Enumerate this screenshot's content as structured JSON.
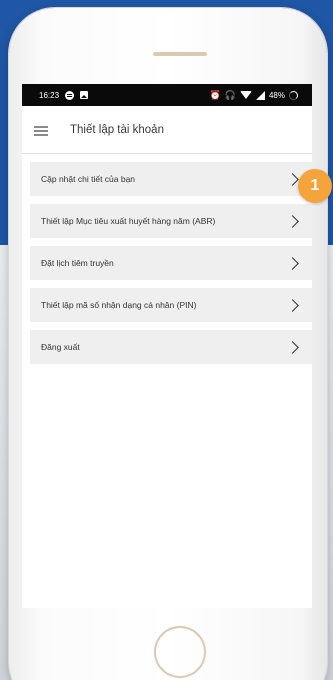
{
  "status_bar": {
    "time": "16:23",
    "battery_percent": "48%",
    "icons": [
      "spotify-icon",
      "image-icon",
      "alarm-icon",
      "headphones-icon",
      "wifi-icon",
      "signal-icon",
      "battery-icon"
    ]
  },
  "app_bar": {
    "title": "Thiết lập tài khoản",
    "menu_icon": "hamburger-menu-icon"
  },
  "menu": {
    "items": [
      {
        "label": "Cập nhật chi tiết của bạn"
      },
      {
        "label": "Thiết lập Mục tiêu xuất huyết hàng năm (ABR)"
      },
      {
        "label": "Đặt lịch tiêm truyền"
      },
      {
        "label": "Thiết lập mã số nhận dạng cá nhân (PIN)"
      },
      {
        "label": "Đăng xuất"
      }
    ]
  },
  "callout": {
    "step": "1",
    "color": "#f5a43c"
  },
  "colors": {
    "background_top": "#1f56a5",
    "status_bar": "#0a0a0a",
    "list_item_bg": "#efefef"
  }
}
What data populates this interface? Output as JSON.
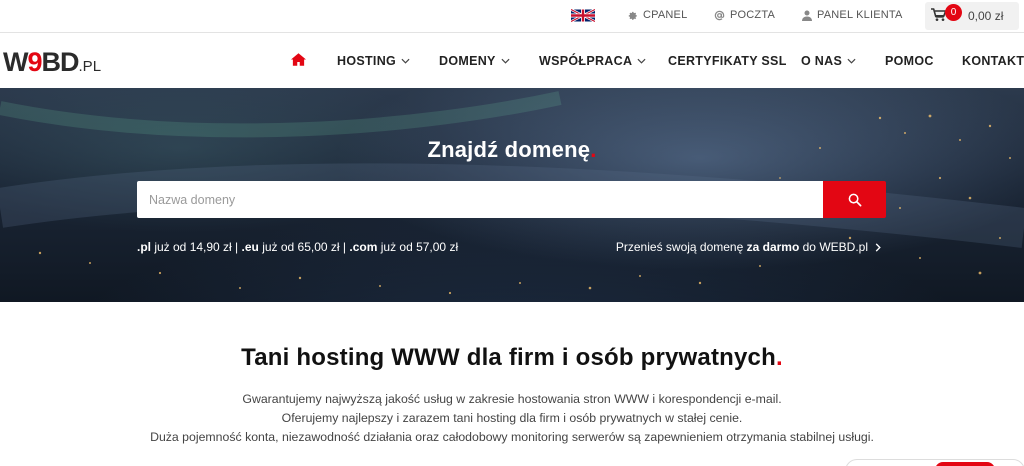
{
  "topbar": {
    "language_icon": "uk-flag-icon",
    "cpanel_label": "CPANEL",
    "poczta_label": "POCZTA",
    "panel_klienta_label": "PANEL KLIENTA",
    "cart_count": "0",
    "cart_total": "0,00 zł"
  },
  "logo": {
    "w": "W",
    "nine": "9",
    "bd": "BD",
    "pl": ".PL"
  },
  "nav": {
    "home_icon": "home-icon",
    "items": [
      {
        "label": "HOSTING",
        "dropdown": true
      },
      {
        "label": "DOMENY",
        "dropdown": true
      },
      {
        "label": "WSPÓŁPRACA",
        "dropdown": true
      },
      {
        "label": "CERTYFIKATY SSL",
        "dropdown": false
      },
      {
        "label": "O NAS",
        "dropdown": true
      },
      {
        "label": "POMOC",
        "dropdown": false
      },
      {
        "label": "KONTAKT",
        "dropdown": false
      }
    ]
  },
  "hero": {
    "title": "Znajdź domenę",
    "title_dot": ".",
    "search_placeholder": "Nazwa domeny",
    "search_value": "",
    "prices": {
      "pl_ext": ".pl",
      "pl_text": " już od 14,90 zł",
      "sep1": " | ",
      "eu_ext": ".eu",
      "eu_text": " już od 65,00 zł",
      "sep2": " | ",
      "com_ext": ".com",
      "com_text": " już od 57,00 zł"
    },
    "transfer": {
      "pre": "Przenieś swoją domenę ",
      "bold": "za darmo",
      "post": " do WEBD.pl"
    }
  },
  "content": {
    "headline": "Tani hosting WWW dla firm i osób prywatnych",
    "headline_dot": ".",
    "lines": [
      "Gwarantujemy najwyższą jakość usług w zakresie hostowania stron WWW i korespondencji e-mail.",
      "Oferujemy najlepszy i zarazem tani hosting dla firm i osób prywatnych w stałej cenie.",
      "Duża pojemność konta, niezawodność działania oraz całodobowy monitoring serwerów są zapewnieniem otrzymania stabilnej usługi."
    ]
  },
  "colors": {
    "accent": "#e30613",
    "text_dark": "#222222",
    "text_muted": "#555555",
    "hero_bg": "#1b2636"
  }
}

● The exercise
A faithful copy of the records above is needed, with the pictures left out.

● Answer to the exercise
Enumerate this screenshot's content as structured JSON.
{
  "status_bar": {
    "time": "16:23",
    "battery_percent": "48%",
    "icons": [
      "spotify-icon",
      "image-icon",
      "alarm-icon",
      "headphones-icon",
      "wifi-icon",
      "signal-icon",
      "battery-icon"
    ]
  },
  "app_bar": {
    "title": "Thiết lập tài khoản",
    "menu_icon": "hamburger-menu-icon"
  },
  "menu": {
    "items": [
      {
        "label": "Cập nhật chi tiết của bạn"
      },
      {
        "label": "Thiết lập Mục tiêu xuất huyết hàng năm (ABR)"
      },
      {
        "label": "Đặt lịch tiêm truyền"
      },
      {
        "label": "Thiết lập mã số nhận dạng cá nhân (PIN)"
      },
      {
        "label": "Đăng xuất"
      }
    ]
  },
  "callout": {
    "step": "1",
    "color": "#f5a43c"
  },
  "colors": {
    "background_top": "#1f56a5",
    "status_bar": "#0a0a0a",
    "list_item_bg": "#efefef"
  }
}
What data populates this interface? Output as JSON.
{
  "topbar": {
    "language_icon": "uk-flag-icon",
    "cpanel_label": "CPANEL",
    "poczta_label": "POCZTA",
    "panel_klienta_label": "PANEL KLIENTA",
    "cart_count": "0",
    "cart_total": "0,00 zł"
  },
  "logo": {
    "w": "W",
    "nine": "9",
    "bd": "BD",
    "pl": ".PL"
  },
  "nav": {
    "home_icon": "home-icon",
    "items": [
      {
        "label": "HOSTING",
        "dropdown": true
      },
      {
        "label": "DOMENY",
        "dropdown": true
      },
      {
        "label": "WSPÓŁPRACA",
        "dropdown": true
      },
      {
        "label": "CERTYFIKATY SSL",
        "dropdown": false
      },
      {
        "label": "O NAS",
        "dropdown": true
      },
      {
        "label": "POMOC",
        "dropdown": false
      },
      {
        "label": "KONTAKT",
        "dropdown": false
      }
    ]
  },
  "hero": {
    "title": "Znajdź domenę",
    "title_dot": ".",
    "search_placeholder": "Nazwa domeny",
    "search_value": "",
    "prices": {
      "pl_ext": ".pl",
      "pl_text": " już od 14,90 zł",
      "sep1": " | ",
      "eu_ext": ".eu",
      "eu_text": " już od 65,00 zł",
      "sep2": " | ",
      "com_ext": ".com",
      "com_text": " już od 57,00 zł"
    },
    "transfer": {
      "pre": "Przenieś swoją domenę ",
      "bold": "za darmo",
      "post": " do WEBD.pl"
    }
  },
  "content": {
    "headline": "Tani hosting WWW dla firm i osób prywatnych",
    "headline_dot": ".",
    "lines": [
      "Gwarantujemy najwyższą jakość usług w zakresie hostowania stron WWW i korespondencji e-mail.",
      "Oferujemy najlepszy i zarazem tani hosting dla firm i osób prywatnych w stałej cenie.",
      "Duża pojemność konta, niezawodność działania oraz całodobowy monitoring serwerów są zapewnieniem otrzymania stabilnej usługi."
    ]
  },
  "colors": {
    "accent": "#e30613",
    "text_dark": "#222222",
    "text_muted": "#555555",
    "hero_bg": "#1b2636"
  }
}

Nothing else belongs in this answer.